### Short exercise
Output only the count of lines that contain "sparkle".

### Task data
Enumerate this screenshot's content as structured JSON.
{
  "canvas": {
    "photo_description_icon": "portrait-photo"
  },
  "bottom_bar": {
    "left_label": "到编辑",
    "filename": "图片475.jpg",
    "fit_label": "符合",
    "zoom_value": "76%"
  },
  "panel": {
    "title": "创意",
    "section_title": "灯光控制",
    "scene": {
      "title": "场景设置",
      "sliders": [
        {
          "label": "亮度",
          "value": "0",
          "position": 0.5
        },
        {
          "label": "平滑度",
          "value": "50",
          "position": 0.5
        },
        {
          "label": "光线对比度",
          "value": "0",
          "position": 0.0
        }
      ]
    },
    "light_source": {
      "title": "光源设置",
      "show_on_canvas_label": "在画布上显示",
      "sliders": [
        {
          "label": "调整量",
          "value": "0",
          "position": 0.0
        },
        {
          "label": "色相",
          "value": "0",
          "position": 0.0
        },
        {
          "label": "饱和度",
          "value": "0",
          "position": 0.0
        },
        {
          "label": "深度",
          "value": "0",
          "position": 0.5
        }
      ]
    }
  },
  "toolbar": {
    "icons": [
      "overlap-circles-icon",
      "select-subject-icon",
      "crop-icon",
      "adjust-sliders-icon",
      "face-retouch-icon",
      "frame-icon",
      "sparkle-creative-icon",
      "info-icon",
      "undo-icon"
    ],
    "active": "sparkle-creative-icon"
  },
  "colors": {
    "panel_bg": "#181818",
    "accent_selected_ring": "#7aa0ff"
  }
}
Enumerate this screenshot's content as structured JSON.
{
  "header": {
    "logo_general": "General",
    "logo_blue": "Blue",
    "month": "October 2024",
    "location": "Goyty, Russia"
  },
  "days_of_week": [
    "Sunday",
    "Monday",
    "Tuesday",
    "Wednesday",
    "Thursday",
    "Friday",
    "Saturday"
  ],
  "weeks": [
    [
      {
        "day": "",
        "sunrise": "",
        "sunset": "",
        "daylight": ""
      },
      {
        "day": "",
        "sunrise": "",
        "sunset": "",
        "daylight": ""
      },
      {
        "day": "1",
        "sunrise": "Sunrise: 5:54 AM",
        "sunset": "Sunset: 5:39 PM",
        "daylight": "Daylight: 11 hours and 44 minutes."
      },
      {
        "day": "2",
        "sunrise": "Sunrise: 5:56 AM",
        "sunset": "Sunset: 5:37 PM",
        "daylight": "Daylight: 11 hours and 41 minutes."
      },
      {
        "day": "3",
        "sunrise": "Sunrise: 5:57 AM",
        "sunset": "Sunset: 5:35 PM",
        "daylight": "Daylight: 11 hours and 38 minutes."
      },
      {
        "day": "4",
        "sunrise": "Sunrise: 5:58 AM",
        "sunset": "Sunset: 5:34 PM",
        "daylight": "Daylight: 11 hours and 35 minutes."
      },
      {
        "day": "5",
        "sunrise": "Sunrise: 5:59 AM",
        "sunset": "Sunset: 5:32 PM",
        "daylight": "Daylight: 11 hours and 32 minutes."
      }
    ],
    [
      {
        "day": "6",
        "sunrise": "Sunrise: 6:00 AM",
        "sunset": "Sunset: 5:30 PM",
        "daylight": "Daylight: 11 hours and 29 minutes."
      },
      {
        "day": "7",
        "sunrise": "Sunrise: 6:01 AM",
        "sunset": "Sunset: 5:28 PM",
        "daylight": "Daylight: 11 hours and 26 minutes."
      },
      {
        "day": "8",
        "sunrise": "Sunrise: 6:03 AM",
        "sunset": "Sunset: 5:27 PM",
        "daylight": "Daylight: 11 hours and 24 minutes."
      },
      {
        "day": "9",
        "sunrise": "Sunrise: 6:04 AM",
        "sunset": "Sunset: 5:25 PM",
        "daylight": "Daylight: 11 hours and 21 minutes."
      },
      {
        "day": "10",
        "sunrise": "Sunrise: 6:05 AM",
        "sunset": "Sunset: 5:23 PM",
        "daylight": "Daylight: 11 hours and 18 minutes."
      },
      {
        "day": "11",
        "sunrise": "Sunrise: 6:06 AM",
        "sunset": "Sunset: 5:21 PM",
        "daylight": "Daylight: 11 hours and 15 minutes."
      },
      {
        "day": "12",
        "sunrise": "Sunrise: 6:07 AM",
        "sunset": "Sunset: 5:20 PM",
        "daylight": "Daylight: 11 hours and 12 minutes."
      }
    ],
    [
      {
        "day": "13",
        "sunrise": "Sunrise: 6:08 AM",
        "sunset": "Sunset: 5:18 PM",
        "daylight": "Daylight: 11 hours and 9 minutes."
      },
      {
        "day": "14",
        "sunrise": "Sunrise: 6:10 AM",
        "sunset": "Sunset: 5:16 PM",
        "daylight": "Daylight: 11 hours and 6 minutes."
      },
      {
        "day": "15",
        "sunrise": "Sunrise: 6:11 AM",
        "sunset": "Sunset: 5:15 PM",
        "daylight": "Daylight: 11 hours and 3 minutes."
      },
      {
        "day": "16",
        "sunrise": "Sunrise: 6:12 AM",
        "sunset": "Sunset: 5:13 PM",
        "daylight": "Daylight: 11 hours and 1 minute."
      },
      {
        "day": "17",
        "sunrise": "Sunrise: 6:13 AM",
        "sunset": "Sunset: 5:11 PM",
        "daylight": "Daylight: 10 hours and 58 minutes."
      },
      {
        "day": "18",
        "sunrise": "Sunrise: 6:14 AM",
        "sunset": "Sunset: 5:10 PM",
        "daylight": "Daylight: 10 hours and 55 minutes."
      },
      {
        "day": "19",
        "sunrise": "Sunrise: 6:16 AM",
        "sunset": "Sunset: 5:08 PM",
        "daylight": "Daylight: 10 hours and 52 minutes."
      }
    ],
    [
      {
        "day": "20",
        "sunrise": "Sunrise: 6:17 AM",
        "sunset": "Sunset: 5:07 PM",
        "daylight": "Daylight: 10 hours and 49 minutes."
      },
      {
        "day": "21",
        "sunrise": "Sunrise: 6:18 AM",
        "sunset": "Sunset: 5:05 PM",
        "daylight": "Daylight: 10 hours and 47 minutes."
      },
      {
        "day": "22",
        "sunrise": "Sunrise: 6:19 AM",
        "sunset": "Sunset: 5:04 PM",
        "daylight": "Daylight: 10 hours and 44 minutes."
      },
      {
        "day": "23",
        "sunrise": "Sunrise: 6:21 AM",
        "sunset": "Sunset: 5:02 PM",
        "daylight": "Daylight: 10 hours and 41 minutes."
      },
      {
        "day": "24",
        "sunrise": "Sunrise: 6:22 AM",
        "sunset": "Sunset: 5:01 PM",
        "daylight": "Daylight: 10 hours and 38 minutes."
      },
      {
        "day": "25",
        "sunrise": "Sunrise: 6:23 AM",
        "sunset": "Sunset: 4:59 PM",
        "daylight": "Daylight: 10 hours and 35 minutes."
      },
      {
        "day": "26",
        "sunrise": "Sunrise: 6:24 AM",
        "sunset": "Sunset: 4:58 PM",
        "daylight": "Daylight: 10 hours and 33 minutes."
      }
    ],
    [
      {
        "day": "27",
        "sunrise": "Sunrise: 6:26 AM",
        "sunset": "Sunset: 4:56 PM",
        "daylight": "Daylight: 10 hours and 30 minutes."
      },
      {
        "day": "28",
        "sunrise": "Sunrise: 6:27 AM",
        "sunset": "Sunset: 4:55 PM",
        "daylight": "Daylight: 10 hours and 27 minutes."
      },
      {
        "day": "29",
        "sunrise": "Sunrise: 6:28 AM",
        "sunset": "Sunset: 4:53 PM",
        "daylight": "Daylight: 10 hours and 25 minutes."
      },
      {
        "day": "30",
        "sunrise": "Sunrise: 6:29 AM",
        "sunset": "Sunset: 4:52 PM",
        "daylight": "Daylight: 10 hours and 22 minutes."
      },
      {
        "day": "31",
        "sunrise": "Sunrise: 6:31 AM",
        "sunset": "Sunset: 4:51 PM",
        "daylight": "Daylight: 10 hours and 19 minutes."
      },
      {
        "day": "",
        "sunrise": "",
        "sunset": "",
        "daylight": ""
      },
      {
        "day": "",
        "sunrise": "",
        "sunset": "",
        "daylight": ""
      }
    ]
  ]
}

### Finished task
2